The request: Find all lines in the listing that include the word "description", then copy them.

(Extracted records)
* Begin *

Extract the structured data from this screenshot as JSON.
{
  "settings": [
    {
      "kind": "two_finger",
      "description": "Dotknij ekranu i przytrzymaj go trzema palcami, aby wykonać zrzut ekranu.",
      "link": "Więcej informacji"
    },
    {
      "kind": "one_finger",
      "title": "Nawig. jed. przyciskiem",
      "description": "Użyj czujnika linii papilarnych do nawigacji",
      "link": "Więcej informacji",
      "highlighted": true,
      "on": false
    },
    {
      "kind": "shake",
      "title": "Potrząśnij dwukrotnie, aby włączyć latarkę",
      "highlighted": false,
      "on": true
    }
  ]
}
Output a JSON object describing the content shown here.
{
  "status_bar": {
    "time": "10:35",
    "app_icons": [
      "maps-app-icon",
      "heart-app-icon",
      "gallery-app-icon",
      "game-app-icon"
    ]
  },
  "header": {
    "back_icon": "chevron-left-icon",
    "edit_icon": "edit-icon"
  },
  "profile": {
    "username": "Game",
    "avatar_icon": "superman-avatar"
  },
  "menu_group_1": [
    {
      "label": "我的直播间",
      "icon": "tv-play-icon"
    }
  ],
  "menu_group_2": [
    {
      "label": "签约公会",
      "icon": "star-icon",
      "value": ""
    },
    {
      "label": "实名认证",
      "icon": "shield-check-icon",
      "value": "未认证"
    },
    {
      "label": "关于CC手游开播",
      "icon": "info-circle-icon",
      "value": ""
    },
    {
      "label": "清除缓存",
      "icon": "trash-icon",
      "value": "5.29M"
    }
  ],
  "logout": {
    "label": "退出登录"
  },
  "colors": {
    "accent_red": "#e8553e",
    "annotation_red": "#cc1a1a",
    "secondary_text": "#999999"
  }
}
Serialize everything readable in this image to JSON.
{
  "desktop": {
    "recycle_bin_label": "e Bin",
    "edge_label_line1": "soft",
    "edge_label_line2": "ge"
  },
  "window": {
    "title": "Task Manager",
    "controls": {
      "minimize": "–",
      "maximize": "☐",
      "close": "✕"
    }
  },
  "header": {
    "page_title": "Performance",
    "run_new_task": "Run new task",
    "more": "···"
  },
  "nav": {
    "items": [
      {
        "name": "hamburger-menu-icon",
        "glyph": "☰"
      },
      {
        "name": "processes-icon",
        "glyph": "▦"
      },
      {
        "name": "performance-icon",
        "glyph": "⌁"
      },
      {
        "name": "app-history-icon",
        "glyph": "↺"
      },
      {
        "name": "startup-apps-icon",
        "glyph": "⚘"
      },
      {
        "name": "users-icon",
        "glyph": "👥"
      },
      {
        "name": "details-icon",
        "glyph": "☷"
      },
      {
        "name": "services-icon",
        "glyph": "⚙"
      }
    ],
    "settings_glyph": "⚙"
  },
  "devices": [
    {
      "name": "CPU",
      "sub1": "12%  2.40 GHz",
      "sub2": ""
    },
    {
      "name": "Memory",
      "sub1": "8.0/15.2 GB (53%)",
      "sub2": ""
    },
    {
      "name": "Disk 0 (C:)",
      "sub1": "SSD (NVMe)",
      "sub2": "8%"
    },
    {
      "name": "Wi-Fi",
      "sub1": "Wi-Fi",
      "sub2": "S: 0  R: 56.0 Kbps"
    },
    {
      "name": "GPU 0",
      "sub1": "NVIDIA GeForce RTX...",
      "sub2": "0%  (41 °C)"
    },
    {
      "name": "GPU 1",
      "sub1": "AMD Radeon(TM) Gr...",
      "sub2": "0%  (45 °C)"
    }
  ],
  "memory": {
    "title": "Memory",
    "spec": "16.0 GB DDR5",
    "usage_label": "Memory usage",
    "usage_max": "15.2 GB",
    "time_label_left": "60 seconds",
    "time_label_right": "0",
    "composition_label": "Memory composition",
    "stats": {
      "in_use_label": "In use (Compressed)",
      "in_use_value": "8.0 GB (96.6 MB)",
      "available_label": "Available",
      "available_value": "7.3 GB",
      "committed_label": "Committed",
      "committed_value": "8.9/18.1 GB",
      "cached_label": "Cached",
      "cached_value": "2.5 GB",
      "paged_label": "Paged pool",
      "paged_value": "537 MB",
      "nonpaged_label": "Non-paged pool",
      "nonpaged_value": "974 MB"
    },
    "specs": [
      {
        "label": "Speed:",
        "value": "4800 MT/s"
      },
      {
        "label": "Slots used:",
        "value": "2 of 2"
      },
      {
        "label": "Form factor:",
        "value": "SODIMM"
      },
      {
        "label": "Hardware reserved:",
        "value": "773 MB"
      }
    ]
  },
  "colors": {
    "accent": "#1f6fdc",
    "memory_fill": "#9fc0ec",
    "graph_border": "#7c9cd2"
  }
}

* End *

Task solution:
      "description": "Dotknij ekranu i przytrzymaj go trzema palcami, aby wykonać zrzut ekranu.",
      "description": "Użyj czujnika linii papilarnych do nawigacji",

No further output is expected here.